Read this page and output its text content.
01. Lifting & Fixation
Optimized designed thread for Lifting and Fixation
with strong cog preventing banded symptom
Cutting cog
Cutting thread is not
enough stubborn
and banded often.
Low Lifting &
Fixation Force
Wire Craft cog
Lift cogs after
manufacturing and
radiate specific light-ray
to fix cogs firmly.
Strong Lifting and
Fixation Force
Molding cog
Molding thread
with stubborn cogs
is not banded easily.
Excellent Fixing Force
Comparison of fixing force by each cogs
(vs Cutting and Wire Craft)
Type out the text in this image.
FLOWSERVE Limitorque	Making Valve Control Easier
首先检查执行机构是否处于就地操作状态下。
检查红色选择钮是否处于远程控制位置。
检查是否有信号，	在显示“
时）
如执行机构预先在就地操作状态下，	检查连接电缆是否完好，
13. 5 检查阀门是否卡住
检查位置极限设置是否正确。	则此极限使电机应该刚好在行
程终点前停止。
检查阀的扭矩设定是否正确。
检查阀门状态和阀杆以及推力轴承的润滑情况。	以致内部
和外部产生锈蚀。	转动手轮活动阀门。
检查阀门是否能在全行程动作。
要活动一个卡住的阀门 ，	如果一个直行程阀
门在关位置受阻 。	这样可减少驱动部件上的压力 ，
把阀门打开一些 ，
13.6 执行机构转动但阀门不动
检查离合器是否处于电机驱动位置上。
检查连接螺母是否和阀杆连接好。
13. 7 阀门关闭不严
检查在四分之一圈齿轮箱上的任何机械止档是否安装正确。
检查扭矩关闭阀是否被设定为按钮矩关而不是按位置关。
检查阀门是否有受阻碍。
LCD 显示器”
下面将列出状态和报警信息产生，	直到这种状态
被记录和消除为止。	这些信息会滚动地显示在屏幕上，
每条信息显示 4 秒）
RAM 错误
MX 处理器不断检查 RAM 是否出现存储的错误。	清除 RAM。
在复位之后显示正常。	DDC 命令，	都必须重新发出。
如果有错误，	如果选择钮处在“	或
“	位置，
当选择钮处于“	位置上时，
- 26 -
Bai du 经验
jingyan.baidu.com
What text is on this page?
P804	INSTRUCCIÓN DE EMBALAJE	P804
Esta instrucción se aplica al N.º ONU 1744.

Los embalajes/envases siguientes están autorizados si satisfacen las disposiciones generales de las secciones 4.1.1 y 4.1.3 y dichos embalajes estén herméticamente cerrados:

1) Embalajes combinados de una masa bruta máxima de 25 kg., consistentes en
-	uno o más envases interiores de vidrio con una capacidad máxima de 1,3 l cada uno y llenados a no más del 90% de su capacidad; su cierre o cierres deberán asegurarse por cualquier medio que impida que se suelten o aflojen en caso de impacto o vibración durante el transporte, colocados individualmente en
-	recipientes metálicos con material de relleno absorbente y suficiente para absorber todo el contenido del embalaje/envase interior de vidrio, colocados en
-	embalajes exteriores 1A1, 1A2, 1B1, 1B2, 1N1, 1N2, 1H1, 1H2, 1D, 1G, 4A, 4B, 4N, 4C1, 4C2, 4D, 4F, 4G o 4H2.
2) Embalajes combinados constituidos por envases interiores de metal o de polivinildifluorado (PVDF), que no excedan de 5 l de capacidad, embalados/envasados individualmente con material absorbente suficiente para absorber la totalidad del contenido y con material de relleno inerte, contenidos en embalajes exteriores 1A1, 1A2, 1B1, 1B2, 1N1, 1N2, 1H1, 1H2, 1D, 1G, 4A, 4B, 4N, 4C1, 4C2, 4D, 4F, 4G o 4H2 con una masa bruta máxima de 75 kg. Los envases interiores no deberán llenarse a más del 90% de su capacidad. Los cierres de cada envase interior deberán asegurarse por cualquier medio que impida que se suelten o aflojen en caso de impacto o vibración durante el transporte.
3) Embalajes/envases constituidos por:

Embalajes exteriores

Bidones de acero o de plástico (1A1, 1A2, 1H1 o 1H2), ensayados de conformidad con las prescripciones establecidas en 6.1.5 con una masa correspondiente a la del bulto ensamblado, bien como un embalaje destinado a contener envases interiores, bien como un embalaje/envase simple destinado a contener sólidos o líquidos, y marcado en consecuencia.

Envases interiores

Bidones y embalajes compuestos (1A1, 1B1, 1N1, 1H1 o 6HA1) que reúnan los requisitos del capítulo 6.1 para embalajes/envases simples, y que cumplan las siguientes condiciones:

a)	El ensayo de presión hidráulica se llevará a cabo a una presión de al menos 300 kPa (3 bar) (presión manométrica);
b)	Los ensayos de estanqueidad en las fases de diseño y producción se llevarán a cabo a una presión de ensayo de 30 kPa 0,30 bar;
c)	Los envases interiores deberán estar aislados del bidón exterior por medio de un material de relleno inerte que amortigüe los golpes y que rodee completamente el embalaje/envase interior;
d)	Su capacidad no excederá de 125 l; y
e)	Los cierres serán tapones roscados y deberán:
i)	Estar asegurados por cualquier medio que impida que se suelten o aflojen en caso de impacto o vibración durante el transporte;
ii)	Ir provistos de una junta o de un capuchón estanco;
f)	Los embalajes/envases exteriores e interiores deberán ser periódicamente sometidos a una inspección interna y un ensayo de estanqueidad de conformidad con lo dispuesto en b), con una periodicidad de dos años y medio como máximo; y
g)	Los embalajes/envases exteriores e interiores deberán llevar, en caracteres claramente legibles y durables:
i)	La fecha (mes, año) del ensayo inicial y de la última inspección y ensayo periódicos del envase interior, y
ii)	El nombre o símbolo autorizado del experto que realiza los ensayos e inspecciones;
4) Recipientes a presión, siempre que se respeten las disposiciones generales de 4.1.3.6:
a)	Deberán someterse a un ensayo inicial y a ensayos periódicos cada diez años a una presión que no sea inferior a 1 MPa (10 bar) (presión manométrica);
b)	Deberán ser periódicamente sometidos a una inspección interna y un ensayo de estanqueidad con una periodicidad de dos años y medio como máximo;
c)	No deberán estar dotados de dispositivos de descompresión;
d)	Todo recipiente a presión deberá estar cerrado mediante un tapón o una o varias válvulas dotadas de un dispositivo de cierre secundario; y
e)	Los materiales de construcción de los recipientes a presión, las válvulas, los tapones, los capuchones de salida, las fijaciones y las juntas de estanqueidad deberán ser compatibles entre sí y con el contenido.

* * * * * * *

> Exercise
Give all the records again. Match them exactly.

> Finished exercise
Read this page and output its text content.
01. Lifting & Fixation
Optimized designed thread for Lifting and Fixation
with strong cog preventing banded symptom
Cutting cog
Cutting thread is not
enough stubborn
and banded often.
Low Lifting &
Fixation Force
Wire Craft cog
Lift cogs after
manufacturing and
radiate specific light-ray
to fix cogs firmly.
Strong Lifting and
Fixation Force
Molding cog
Molding thread
with stubborn cogs
is not banded easily.
Excellent Fixing Force
Comparison of fixing force by each cogs
(vs Cutting and Wire Craft)
Type out the text in this image.
FLOWSERVE Limitorque	Making Valve Control Easier
首先检查执行机构是否处于就地操作状态下。
检查红色选择钮是否处于远程控制位置。
检查是否有信号，	在显示“
时）
如执行机构预先在就地操作状态下，	检查连接电缆是否完好，
13. 5 检查阀门是否卡住
检查位置极限设置是否正确。	则此极限使电机应该刚好在行
程终点前停止。
检查阀的扭矩设定是否正确。
检查阀门状态和阀杆以及推力轴承的润滑情况。	以致内部
和外部产生锈蚀。	转动手轮活动阀门。
检查阀门是否能在全行程动作。
要活动一个卡住的阀门 ，	如果一个直行程阀
门在关位置受阻 。	这样可减少驱动部件上的压力 ，
把阀门打开一些 ，
13.6 执行机构转动但阀门不动
检查离合器是否处于电机驱动位置上。
检查连接螺母是否和阀杆连接好。
13. 7 阀门关闭不严
检查在四分之一圈齿轮箱上的任何机械止档是否安装正确。
检查扭矩关闭阀是否被设定为按钮矩关而不是按位置关。
检查阀门是否有受阻碍。
LCD 显示器”
下面将列出状态和报警信息产生，	直到这种状态
被记录和消除为止。	这些信息会滚动地显示在屏幕上，
每条信息显示 4 秒）
RAM 错误
MX 处理器不断检查 RAM 是否出现存储的错误。	清除 RAM。
在复位之后显示正常。	DDC 命令，	都必须重新发出。
如果有错误，	如果选择钮处在“	或
“	位置，
当选择钮处于“	位置上时，
- 26 -
Bai du 经验
jingyan.baidu.com
What text is on this page?
P804	INSTRUCCIÓN DE EMBALAJE	P804
Esta instrucción se aplica al N.º ONU 1744.

Los embalajes/envases siguientes están autorizados si satisfacen las disposiciones generales de las secciones 4.1.1 y 4.1.3 y dichos embalajes estén herméticamente cerrados:

1) Embalajes combinados de una masa bruta máxima de 25 kg., consistentes en
-	uno o más envases interiores de vidrio con una capacidad máxima de 1,3 l cada uno y llenados a no más del 90% de su capacidad; su cierre o cierres deberán asegurarse por cualquier medio que impida que se suelten o aflojen en caso de impacto o vibración durante el transporte, colocados individualmente en
-	recipientes metálicos con material de relleno absorbente y suficiente para absorber todo el contenido del embalaje/envase interior de vidrio, colocados en
-	embalajes exteriores 1A1, 1A2, 1B1, 1B2, 1N1, 1N2, 1H1, 1H2, 1D, 1G, 4A, 4B, 4N, 4C1, 4C2, 4D, 4F, 4G o 4H2.
2) Embalajes combinados constituidos por envases interiores de metal o de polivinildifluorado (PVDF), que no excedan de 5 l de capacidad, embalados/envasados individualmente con material absorbente suficiente para absorber la totalidad del contenido y con material de relleno inerte, contenidos en embalajes exteriores 1A1, 1A2, 1B1, 1B2, 1N1, 1N2, 1H1, 1H2, 1D, 1G, 4A, 4B, 4N, 4C1, 4C2, 4D, 4F, 4G o 4H2 con una masa bruta máxima de 75 kg. Los envases interiores no deberán llenarse a más del 90% de su capacidad. Los cierres de cada envase interior deberán asegurarse por cualquier medio que impida que se suelten o aflojen en caso de impacto o vibración durante el transporte.
3) Embalajes/envases constituidos por:

Embalajes exteriores

Bidones de acero o de plástico (1A1, 1A2, 1H1 o 1H2), ensayados de conformidad con las prescripciones establecidas en 6.1.5 con una masa correspondiente a la del bulto ensamblado, bien como un embalaje destinado a contener envases interiores, bien como un embalaje/envase simple destinado a contener sólidos o líquidos, y marcado en consecuencia.

Envases interiores

Bidones y embalajes compuestos (1A1, 1B1, 1N1, 1H1 o 6HA1) que reúnan los requisitos del capítulo 6.1 para embalajes/envases simples, y que cumplan las siguientes condiciones:

a)	El ensayo de presión hidráulica se llevará a cabo a una presión de al menos 300 kPa (3 bar) (presión manométrica);
b)	Los ensayos de estanqueidad en las fases de diseño y producción se llevarán a cabo a una presión de ensayo de 30 kPa 0,30 bar;
c)	Los envases interiores deberán estar aislados del bidón exterior por medio de un material de relleno inerte que amortigüe los golpes y que rodee completamente el embalaje/envase interior;
d)	Su capacidad no excederá de 125 l; y
e)	Los cierres serán tapones roscados y deberán:
i)	Estar asegurados por cualquier medio que impida que se suelten o aflojen en caso de impacto o vibración durante el transporte;
ii)	Ir provistos de una junta o de un capuchón estanco;
f)	Los embalajes/envases exteriores e interiores deberán ser periódicamente sometidos a una inspección interna y un ensayo de estanqueidad de conformidad con lo dispuesto en b), con una periodicidad de dos años y medio como máximo; y
g)	Los embalajes/envases exteriores e interiores deberán llevar, en caracteres claramente legibles y durables:
i)	La fecha (mes, año) del ensayo inicial y de la última inspección y ensayo periódicos del envase interior, y
ii)	El nombre o símbolo autorizado del experto que realiza los ensayos e inspecciones;
4) Recipientes a presión, siempre que se respeten las disposiciones generales de 4.1.3.6:
a)	Deberán someterse a un ensayo inicial y a ensayos periódicos cada diez años a una presión que no sea inferior a 1 MPa (10 bar) (presión manométrica);
b)	Deberán ser periódicamente sometidos a una inspección interna y un ensayo de estanqueidad con una periodicidad de dos años y medio como máximo;
c)	No deberán estar dotados de dispositivos de descompresión;
d)	Todo recipiente a presión deberá estar cerrado mediante un tapón o una o varias válvulas dotadas de un dispositivo de cierre secundario; y
e)	Los materiales de construcción de los recipientes a presión, las válvulas, los tapones, los capuchones de salida, las fijaciones y las juntas de estanqueidad deberán ser compatibles entre sí y con el contenido.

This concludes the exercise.